- What is needed:
Report how many lines below contain the word "SBAS". Give only the number.

- Rows:

=======

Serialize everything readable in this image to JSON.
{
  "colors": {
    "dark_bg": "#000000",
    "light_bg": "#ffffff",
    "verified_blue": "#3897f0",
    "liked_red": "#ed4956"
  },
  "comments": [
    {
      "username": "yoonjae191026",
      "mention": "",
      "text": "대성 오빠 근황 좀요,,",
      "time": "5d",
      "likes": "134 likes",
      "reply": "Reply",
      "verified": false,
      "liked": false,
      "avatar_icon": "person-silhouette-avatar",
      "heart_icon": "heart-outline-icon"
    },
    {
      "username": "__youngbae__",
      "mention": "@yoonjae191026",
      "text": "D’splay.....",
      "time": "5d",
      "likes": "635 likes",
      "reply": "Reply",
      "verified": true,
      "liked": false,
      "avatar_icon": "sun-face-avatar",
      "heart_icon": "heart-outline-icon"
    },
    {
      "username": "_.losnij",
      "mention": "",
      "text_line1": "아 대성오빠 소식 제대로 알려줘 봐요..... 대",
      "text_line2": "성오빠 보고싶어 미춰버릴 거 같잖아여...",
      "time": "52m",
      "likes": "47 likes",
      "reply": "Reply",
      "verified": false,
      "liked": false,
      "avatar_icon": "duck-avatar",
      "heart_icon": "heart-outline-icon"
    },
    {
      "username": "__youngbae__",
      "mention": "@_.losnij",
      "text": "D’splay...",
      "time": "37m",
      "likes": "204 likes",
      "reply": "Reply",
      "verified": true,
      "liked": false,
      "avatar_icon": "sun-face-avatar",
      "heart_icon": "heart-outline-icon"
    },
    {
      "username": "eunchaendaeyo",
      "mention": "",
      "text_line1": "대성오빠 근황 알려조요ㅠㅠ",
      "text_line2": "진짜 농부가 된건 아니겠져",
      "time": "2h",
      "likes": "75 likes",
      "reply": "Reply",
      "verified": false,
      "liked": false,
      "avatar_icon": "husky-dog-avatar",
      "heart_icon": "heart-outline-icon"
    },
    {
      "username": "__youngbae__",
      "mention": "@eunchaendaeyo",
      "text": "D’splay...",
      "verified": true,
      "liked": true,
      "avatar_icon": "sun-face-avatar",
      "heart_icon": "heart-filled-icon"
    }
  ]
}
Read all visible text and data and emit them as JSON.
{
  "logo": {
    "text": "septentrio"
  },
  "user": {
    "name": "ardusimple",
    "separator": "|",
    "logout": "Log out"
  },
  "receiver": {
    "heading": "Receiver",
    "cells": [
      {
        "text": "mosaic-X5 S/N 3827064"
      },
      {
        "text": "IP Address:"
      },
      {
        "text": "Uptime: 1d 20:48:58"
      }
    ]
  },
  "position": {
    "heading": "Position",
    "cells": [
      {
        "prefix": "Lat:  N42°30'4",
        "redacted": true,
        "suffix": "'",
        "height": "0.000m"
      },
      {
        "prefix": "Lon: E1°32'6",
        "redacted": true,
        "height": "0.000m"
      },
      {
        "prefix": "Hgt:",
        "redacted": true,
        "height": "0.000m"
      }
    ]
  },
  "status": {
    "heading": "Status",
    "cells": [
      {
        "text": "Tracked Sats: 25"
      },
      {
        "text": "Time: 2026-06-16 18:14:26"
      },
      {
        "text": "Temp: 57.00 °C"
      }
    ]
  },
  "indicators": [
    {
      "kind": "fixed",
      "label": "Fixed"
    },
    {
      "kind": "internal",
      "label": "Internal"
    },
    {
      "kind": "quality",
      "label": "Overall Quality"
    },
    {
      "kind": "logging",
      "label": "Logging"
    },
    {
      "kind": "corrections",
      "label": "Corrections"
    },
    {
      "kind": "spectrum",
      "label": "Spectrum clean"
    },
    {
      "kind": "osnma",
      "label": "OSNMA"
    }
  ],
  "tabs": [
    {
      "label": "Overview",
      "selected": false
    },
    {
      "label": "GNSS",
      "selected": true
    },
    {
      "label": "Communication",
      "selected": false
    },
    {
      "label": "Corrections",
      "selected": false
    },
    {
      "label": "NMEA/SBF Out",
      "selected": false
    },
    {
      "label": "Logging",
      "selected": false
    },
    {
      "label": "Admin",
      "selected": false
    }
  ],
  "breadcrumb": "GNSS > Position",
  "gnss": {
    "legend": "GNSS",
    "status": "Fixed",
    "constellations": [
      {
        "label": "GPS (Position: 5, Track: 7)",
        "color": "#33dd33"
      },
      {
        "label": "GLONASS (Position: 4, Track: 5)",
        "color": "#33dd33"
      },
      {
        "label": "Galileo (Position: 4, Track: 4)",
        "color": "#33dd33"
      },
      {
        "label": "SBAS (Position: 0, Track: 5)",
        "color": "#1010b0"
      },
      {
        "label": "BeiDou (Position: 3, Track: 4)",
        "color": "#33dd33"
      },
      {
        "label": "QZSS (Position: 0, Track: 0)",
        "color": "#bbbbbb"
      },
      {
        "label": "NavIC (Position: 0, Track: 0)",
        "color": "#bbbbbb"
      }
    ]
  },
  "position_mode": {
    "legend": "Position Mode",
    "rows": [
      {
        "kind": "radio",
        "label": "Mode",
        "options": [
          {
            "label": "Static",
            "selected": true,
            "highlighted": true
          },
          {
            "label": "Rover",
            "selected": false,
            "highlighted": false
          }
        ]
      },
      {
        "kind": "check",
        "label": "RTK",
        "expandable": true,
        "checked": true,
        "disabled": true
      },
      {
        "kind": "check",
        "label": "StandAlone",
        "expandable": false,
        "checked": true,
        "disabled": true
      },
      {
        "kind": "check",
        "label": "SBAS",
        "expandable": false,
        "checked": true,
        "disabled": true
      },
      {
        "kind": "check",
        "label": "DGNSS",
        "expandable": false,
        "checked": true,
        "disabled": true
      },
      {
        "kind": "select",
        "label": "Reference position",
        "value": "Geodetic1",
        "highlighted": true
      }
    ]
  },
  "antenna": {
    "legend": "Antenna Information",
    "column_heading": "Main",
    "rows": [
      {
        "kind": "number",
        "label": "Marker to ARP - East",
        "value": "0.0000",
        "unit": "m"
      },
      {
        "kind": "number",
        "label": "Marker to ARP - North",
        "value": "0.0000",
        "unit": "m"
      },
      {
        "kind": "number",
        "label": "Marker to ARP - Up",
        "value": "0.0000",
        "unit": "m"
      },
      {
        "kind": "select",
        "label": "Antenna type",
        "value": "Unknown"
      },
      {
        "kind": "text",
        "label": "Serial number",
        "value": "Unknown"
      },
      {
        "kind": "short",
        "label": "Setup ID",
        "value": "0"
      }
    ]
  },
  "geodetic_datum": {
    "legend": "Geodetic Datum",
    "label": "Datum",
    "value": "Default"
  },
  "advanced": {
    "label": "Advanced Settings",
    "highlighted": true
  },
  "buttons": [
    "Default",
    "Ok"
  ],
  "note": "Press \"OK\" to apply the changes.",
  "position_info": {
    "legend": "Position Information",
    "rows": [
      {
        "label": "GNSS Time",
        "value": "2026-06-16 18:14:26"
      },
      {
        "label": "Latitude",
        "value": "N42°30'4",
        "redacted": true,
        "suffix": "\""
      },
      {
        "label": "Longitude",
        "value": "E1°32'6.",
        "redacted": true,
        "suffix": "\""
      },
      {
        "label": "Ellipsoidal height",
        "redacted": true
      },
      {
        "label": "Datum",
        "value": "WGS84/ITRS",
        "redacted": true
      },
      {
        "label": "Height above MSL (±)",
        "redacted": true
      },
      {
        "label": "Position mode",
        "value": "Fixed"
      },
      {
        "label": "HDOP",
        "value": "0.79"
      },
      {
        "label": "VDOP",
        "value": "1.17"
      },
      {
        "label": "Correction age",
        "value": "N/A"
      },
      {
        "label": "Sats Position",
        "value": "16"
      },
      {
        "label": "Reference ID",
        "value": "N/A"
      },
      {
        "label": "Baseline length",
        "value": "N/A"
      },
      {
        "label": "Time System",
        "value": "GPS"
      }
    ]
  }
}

=======

- Output below:
2